> _Stated task_: Print every line of the listing exactly, please.

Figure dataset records

----------------------------------------

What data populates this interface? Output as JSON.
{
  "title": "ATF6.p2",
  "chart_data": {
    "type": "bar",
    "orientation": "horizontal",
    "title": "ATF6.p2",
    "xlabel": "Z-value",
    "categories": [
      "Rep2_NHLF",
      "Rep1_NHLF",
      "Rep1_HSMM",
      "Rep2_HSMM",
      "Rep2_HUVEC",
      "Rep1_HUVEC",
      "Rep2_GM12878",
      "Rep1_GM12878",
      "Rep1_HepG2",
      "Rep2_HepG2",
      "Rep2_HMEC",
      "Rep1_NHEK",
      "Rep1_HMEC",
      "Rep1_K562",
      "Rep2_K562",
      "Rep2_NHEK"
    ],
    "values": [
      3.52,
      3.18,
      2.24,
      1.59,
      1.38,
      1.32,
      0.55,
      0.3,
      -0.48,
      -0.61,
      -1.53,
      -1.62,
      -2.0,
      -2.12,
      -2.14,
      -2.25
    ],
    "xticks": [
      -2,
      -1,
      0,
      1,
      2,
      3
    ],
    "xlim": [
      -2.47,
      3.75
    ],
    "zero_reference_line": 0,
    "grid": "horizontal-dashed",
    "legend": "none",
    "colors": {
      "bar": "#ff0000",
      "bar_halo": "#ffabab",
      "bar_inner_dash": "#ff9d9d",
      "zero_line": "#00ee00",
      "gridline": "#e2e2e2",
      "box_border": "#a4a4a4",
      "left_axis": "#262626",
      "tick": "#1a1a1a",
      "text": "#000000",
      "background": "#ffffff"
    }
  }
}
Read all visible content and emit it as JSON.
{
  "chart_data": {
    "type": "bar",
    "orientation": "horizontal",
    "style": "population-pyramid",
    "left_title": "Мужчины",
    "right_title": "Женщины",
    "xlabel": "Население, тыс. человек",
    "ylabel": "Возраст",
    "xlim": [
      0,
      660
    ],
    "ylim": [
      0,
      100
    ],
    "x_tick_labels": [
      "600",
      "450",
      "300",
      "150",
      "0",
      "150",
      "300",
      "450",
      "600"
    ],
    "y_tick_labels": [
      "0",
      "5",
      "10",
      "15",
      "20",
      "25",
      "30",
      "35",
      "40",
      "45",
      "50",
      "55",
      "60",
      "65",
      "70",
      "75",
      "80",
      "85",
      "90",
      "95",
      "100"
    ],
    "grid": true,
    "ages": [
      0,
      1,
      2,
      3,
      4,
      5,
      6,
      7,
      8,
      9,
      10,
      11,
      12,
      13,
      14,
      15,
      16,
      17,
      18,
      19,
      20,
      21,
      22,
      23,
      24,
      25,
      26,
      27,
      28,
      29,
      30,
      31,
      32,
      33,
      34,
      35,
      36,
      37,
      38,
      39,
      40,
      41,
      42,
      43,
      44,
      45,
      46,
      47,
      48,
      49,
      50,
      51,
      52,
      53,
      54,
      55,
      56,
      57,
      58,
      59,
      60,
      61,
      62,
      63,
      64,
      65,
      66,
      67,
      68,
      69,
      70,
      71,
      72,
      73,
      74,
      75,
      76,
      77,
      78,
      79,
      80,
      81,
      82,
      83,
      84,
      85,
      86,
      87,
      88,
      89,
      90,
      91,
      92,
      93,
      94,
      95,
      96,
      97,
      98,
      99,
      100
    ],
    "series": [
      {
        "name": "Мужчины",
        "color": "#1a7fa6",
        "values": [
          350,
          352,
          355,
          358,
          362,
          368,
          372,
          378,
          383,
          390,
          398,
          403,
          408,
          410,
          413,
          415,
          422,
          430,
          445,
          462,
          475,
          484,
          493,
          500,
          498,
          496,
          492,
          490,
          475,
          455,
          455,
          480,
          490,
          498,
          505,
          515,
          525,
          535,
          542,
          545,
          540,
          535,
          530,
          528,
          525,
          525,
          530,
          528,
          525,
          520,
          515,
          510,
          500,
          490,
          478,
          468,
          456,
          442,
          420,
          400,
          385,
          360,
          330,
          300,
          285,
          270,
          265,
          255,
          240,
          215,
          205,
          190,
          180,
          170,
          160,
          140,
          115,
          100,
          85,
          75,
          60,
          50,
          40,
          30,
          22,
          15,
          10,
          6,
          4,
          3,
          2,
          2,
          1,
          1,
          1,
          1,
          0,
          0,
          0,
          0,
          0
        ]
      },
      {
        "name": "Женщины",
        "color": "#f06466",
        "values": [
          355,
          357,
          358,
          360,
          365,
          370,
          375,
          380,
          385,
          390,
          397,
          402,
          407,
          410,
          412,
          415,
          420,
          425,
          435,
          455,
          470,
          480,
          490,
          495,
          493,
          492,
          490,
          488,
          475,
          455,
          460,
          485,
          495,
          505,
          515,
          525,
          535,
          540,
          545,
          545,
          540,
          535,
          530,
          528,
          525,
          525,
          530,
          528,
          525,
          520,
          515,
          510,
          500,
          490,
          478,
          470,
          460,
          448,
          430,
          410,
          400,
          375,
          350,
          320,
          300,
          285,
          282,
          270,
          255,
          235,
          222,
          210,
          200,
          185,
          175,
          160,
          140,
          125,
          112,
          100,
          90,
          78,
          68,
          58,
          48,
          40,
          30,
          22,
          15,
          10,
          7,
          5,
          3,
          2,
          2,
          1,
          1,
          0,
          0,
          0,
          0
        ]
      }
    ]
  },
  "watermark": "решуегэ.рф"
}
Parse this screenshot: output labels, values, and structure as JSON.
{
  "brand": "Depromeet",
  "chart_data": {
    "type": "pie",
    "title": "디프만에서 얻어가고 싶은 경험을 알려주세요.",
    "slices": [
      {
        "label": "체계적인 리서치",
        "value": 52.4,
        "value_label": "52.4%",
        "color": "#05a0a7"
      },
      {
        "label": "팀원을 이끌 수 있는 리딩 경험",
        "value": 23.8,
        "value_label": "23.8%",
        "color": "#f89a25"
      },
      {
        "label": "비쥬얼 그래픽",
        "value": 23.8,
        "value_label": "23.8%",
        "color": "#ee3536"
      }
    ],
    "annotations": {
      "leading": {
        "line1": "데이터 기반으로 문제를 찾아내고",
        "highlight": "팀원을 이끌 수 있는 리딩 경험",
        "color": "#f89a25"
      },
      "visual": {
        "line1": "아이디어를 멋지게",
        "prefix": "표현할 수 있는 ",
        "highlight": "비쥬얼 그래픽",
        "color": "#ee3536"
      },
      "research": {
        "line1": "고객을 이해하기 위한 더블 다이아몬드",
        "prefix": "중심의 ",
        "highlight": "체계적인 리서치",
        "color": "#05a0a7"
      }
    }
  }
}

----------------------------------------

> _Response to the task_:
What data populates this interface? Output as JSON.
{
  "title": "ATF6.p2",
  "chart_data": {
    "type": "bar",
    "orientation": "horizontal",
    "title": "ATF6.p2",
    "xlabel": "Z-value",
    "categories": [
      "Rep2_NHLF",
      "Rep1_NHLF",
      "Rep1_HSMM",
      "Rep2_HSMM",
      "Rep2_HUVEC",
      "Rep1_HUVEC",
      "Rep2_GM12878",
      "Rep1_GM12878",
      "Rep1_HepG2",
      "Rep2_HepG2",
      "Rep2_HMEC",
      "Rep1_NHEK",
      "Rep1_HMEC",
      "Rep1_K562",
      "Rep2_K562",
      "Rep2_NHEK"
    ],
    "values": [
      3.52,
      3.18,
      2.24,
      1.59,
      1.38,
      1.32,
      0.55,
      0.3,
      -0.48,
      -0.61,
      -1.53,
      -1.62,
      -2.0,
      -2.12,
      -2.14,
      -2.25
    ],
    "xticks": [
      -2,
      -1,
      0,
      1,
      2,
      3
    ],
    "xlim": [
      -2.47,
      3.75
    ],
    "zero_reference_line": 0,
    "grid": "horizontal-dashed",
    "legend": "none",
    "colors": {
      "bar": "#ff0000",
      "bar_halo": "#ffabab",
      "bar_inner_dash": "#ff9d9d",
      "zero_line": "#00ee00",
      "gridline": "#e2e2e2",
      "box_border": "#a4a4a4",
      "left_axis": "#262626",
      "tick": "#1a1a1a",
      "text": "#000000",
      "background": "#ffffff"
    }
  }
}
Read all visible content and emit it as JSON.
{
  "chart_data": {
    "type": "bar",
    "orientation": "horizontal",
    "style": "population-pyramid",
    "left_title": "Мужчины",
    "right_title": "Женщины",
    "xlabel": "Население, тыс. человек",
    "ylabel": "Возраст",
    "xlim": [
      0,
      660
    ],
    "ylim": [
      0,
      100
    ],
    "x_tick_labels": [
      "600",
      "450",
      "300",
      "150",
      "0",
      "150",
      "300",
      "450",
      "600"
    ],
    "y_tick_labels": [
      "0",
      "5",
      "10",
      "15",
      "20",
      "25",
      "30",
      "35",
      "40",
      "45",
      "50",
      "55",
      "60",
      "65",
      "70",
      "75",
      "80",
      "85",
      "90",
      "95",
      "100"
    ],
    "grid": true,
    "ages": [
      0,
      1,
      2,
      3,
      4,
      5,
      6,
      7,
      8,
      9,
      10,
      11,
      12,
      13,
      14,
      15,
      16,
      17,
      18,
      19,
      20,
      21,
      22,
      23,
      24,
      25,
      26,
      27,
      28,
      29,
      30,
      31,
      32,
      33,
      34,
      35,
      36,
      37,
      38,
      39,
      40,
      41,
      42,
      43,
      44,
      45,
      46,
      47,
      48,
      49,
      50,
      51,
      52,
      53,
      54,
      55,
      56,
      57,
      58,
      59,
      60,
      61,
      62,
      63,
      64,
      65,
      66,
      67,
      68,
      69,
      70,
      71,
      72,
      73,
      74,
      75,
      76,
      77,
      78,
      79,
      80,
      81,
      82,
      83,
      84,
      85,
      86,
      87,
      88,
      89,
      90,
      91,
      92,
      93,
      94,
      95,
      96,
      97,
      98,
      99,
      100
    ],
    "series": [
      {
        "name": "Мужчины",
        "color": "#1a7fa6",
        "values": [
          350,
          352,
          355,
          358,
          362,
          368,
          372,
          378,
          383,
          390,
          398,
          403,
          408,
          410,
          413,
          415,
          422,
          430,
          445,
          462,
          475,
          484,
          493,
          500,
          498,
          496,
          492,
          490,
          475,
          455,
          455,
          480,
          490,
          498,
          505,
          515,
          525,
          535,
          542,
          545,
          540,
          535,
          530,
          528,
          525,
          525,
          530,
          528,
          525,
          520,
          515,
          510,
          500,
          490,
          478,
          468,
          456,
          442,
          420,
          400,
          385,
          360,
          330,
          300,
          285,
          270,
          265,
          255,
          240,
          215,
          205,
          190,
          180,
          170,
          160,
          140,
          115,
          100,
          85,
          75,
          60,
          50,
          40,
          30,
          22,
          15,
          10,
          6,
          4,
          3,
          2,
          2,
          1,
          1,
          1,
          1,
          0,
          0,
          0,
          0,
          0
        ]
      },
      {
        "name": "Женщины",
        "color": "#f06466",
        "values": [
          355,
          357,
          358,
          360,
          365,
          370,
          375,
          380,
          385,
          390,
          397,
          402,
          407,
          410,
          412,
          415,
          420,
          425,
          435,
          455,
          470,
          480,
          490,
          495,
          493,
          492,
          490,
          488,
          475,
          455,
          460,
          485,
          495,
          505,
          515,
          525,
          535,
          540,
          545,
          545,
          540,
          535,
          530,
          528,
          525,
          525,
          530,
          528,
          525,
          520,
          515,
          510,
          500,
          490,
          478,
          470,
          460,
          448,
          430,
          410,
          400,
          375,
          350,
          320,
          300,
          285,
          282,
          270,
          255,
          235,
          222,
          210,
          200,
          185,
          175,
          160,
          140,
          125,
          112,
          100,
          90,
          78,
          68,
          58,
          48,
          40,
          30,
          22,
          15,
          10,
          7,
          5,
          3,
          2,
          2,
          1,
          1,
          0,
          0,
          0,
          0
        ]
      }
    ]
  },
  "watermark": "решуегэ.рф"
}
Parse this screenshot: output labels, values, and structure as JSON.
{
  "brand": "Depromeet",
  "chart_data": {
    "type": "pie",
    "title": "디프만에서 얻어가고 싶은 경험을 알려주세요.",
    "slices": [
      {
        "label": "체계적인 리서치",
        "value": 52.4,
        "value_label": "52.4%",
        "color": "#05a0a7"
      },
      {
        "label": "팀원을 이끌 수 있는 리딩 경험",
        "value": 23.8,
        "value_label": "23.8%",
        "color": "#f89a25"
      },
      {
        "label": "비쥬얼 그래픽",
        "value": 23.8,
        "value_label": "23.8%",
        "color": "#ee3536"
      }
    ],
    "annotations": {
      "leading": {
        "line1": "데이터 기반으로 문제를 찾아내고",
        "highlight": "팀원을 이끌 수 있는 리딩 경험",
        "color": "#f89a25"
      },
      "visual": {
        "line1": "아이디어를 멋지게",
        "prefix": "표현할 수 있는 ",
        "highlight": "비쥬얼 그래픽",
        "color": "#ee3536"
      },
      "research": {
        "line1": "고객을 이해하기 위한 더블 다이아몬드",
        "prefix": "중심의 ",
        "highlight": "체계적인 리서치",
        "color": "#05a0a7"
      }
    }
  }
}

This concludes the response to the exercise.